§ Given records:
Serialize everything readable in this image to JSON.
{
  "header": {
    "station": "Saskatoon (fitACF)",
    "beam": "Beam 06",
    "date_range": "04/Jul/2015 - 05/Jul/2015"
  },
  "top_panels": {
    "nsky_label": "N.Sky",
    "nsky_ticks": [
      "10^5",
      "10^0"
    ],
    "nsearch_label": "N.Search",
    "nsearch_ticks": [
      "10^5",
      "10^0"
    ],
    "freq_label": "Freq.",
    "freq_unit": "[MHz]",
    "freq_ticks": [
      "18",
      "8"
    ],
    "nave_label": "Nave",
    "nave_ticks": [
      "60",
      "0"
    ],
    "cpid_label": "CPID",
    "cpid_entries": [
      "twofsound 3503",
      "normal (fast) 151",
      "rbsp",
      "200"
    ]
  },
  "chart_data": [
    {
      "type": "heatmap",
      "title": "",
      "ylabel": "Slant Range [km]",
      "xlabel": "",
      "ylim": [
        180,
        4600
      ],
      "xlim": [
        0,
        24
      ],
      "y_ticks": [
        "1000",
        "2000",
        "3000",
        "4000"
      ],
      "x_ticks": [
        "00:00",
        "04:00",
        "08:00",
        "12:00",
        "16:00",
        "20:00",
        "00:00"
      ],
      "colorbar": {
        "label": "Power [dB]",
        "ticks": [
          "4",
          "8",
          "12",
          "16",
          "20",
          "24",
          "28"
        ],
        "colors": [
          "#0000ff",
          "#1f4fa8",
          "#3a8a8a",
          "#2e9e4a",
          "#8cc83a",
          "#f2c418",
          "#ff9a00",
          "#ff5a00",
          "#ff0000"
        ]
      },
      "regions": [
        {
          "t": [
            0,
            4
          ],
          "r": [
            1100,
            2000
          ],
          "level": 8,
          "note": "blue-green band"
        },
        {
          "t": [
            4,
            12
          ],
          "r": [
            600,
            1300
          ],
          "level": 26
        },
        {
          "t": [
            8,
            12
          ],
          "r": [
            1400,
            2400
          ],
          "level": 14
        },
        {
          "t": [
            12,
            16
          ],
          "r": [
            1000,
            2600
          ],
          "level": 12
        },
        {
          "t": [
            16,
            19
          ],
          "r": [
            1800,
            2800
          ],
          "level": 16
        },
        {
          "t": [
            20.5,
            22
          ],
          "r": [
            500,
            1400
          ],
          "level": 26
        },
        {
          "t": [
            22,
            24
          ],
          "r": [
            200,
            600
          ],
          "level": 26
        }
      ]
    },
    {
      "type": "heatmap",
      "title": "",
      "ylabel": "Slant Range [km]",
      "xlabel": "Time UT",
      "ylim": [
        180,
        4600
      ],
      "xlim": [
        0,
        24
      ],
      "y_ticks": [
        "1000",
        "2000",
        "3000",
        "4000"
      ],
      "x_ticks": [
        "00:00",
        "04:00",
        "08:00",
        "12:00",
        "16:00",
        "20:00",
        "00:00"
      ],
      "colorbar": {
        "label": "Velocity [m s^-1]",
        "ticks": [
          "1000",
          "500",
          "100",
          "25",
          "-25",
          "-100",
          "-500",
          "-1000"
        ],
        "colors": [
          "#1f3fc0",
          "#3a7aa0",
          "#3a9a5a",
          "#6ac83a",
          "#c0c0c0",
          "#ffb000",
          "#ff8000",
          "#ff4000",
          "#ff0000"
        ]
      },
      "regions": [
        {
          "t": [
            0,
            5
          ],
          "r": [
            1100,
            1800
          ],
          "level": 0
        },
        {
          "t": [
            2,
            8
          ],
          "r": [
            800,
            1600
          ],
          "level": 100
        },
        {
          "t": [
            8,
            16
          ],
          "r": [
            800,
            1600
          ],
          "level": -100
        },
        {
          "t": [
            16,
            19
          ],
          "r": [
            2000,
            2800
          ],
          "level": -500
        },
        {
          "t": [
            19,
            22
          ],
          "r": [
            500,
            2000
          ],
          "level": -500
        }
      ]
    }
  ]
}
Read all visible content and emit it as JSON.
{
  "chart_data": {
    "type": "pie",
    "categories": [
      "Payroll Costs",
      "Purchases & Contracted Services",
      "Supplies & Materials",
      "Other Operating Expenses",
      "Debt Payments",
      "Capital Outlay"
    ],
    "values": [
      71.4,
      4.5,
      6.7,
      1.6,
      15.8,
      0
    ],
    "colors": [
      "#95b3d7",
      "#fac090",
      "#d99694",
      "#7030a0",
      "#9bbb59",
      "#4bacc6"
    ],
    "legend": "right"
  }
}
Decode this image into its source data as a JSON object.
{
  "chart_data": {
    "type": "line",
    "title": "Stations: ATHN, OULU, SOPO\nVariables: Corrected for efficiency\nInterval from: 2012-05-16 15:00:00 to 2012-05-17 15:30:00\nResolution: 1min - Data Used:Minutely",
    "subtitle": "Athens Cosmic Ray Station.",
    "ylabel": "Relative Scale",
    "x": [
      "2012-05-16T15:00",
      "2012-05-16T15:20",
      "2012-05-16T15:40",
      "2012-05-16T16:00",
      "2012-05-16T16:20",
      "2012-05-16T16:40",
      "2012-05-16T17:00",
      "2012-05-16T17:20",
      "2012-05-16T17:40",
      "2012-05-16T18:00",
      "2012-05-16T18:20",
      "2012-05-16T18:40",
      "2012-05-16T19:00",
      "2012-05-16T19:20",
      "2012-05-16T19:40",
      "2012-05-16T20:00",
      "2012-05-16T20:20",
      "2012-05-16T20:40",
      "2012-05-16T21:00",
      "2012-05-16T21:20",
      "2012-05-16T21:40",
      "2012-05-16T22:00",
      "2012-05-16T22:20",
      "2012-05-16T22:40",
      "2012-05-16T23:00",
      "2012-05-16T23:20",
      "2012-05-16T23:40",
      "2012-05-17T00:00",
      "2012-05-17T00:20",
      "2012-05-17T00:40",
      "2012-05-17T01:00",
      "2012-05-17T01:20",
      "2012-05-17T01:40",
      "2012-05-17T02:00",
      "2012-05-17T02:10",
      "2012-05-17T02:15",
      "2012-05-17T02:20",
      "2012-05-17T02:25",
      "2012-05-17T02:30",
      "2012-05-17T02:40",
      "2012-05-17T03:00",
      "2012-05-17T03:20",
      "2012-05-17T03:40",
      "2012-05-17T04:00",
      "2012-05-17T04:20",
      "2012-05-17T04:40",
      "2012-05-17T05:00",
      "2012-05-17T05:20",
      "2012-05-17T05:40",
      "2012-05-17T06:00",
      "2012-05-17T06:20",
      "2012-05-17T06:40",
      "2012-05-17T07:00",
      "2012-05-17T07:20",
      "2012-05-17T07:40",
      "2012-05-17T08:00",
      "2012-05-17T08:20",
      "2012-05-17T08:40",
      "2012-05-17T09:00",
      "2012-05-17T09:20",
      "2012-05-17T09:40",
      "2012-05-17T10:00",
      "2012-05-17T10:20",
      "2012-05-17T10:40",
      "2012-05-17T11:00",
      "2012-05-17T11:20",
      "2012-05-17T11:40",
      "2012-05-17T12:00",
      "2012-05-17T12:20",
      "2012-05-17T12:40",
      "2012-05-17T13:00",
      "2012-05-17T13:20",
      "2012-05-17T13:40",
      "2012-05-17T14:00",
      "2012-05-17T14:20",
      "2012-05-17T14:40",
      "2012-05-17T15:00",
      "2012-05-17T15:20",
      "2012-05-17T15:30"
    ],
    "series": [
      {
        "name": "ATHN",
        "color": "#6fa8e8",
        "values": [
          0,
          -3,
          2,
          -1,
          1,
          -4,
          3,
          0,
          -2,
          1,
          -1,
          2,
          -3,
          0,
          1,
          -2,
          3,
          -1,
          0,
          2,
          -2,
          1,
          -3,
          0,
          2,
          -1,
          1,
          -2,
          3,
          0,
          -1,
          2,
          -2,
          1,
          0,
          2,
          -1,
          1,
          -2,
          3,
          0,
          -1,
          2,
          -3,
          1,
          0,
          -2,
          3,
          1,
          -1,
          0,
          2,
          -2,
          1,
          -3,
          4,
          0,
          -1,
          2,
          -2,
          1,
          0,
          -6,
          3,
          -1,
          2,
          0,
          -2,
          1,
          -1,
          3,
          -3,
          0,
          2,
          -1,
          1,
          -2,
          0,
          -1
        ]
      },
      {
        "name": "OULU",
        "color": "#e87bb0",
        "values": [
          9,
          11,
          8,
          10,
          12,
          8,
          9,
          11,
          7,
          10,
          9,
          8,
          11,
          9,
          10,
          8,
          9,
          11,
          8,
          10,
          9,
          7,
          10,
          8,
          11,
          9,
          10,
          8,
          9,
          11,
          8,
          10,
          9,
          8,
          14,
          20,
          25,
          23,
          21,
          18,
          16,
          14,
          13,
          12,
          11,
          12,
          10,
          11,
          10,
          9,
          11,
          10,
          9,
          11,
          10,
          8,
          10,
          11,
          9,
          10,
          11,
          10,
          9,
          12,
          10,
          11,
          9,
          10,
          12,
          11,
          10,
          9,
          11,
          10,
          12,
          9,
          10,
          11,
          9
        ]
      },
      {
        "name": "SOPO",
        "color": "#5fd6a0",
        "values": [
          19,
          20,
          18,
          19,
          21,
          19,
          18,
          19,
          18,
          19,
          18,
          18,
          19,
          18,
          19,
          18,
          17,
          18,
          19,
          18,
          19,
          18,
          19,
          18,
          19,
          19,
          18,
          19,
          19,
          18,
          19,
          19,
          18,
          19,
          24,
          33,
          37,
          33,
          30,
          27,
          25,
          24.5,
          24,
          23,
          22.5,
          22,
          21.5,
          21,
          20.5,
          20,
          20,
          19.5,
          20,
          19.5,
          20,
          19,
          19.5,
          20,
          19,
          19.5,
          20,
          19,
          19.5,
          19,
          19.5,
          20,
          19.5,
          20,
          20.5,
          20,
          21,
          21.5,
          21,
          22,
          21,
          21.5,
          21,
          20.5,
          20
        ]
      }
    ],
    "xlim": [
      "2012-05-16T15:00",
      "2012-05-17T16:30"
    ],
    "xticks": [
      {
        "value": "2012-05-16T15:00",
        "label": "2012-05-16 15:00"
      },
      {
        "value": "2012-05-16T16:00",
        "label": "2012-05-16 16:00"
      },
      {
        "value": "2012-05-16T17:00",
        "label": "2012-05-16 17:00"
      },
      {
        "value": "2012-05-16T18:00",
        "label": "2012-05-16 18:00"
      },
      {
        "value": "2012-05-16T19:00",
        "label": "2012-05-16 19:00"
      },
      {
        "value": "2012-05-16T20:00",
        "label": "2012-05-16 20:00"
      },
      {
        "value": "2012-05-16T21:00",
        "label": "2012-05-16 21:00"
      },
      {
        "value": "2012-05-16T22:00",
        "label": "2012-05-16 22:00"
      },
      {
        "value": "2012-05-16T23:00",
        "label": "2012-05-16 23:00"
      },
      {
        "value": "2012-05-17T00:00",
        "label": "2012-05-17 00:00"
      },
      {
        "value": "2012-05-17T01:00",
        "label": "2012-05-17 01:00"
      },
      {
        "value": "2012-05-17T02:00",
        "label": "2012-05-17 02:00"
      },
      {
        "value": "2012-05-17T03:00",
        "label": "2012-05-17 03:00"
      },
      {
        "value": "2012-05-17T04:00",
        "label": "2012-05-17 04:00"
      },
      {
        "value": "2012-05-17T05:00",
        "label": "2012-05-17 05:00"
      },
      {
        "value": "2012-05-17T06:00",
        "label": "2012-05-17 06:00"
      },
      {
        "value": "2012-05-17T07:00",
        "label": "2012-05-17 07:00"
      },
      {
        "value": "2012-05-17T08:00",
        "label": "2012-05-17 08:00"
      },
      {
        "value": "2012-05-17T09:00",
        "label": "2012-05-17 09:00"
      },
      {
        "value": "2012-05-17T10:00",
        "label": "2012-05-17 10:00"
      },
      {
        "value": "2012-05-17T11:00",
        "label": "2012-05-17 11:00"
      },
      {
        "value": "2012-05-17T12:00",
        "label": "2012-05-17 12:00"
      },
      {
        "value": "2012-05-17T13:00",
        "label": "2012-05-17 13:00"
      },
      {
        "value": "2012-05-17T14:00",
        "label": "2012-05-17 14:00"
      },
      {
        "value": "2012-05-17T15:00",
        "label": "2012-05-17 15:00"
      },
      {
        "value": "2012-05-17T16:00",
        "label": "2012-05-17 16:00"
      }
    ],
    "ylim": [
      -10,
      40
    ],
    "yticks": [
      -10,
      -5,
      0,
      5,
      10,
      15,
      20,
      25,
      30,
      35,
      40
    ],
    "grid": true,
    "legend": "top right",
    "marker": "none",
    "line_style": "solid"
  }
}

§ Work instructions:
Pull out all lines containing "image".

§ Response to the task:
Serialize everything readable in this image to JSON.
Decode this image into its source data as a JSON object.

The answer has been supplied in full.